* Texte source *
Les motifs de la législation actuelle sur la contrainte par corps se rattachent à deux ordres d'idées.

(page 568) La contrainte par corps, surtout en matière commerciale, est considérée comme une épreuve de solvabilité.

Mais, en matière civile, elle prend un autre caractère ; elle est considérée comme un moyen de contraindre le débiteur malhonnête, de mauvaise foi, à l’accomplissement de ses obligations.

La section centrale a abandonné le premier de ces motifs ; mais elle a maintenu le second.

La contrainte par corps, considérée comme une épreuve de solvabilité en matière commerciale, a donné lieu, il faut bien le reconnaître, à de fâcheuses conséquences, conséquences que nous voulions abolir une fois pour toutes.

Mais lorsque ce moyen d'exécution tend à conserver la loyauté et la bonne foi dans les transactions civiles, il repose sur une considération de premier ordre et ne doit disparaître que s'il est jugé absolument inutile.

Nous l'avons conservé, mais pour les cas seulement où il peut être prononcé en vertu de la loi de 1869, si le débiteur s'est rendu coupable de dol, de fraude ou de violence.

La section centrale chargée de l'examen de la loi de 1859 disait dans son rapport que « la contrainte par corps est un moyen de vaincre la mauvaise foi du débiteur. »

En 1848, lorsque l'assemblée nationale française discutait la loi proposée pour abroger le décret du 9 mars de la même année, qui avait aboli la contrainte par corps, M. Durand, rapporteur de la commission de la chambre, s'exprima en ces termes : « Cette voie d'exécution est un moyen que le législateur donne au créancier de vaincre la mauvaise foi d'un débiteur solvable. »

Tels sont les motifs de la disposition que la section centrale vous propose.

En considérant, messieurs, la contrainte par corps comme une épreuve de solvabilité, la loi est arrivée 0 des conséquences déplorables, qui ont soulevé le sentiment public.

La première de ces conséquences a été de faire reposer la législation sur la présomption de mauvaise foi du débiteur ; présomption rigoureuse, parfois injuste et souvent démentie par les faits.

* Les consignes *
a. Énumérez les fautes du débiteur qui, d'après le texte sur la contrainte par corps, permettent encore de prononcer celle-ci.
b. Recopiez tout le passage du texte sur la contrainte par corps, depuis « La section centrale chargée » jusqu'à « le sentiment public. ».
Les données ne sont d'aucune utilité pour ce travail.

* Données disponibles *
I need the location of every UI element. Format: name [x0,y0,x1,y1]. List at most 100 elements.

* Résultats dans l'ordre *
a. le dol, la fraude, la violence

b.
La section centrale chargée de l'examen de la loi de 1859 disait dans son rapport que « la contrainte par corps est un moyen de vaincre la mauvaise foi du débiteur. »

En 1848, lorsque l'assemblée nationale française discutait la loi proposée pour abroger le décret du 9 mars de la même année, qui avait aboli la contrainte par corps, M. Durand, rapporteur de la commission de la chambre, s'exprima en ces termes : « Cette voie d'exécution est un moyen que le législateur donne au créancier de vaincre la mauvaise foi d'un débiteur solvable. »

Tels sont les motifs de la disposition que la section centrale vous propose.

En considérant, messieurs, la contrainte par corps comme une épreuve de solvabilité, la loi est arrivée 0 des conséquences déplorables, qui ont soulevé le sentiment public.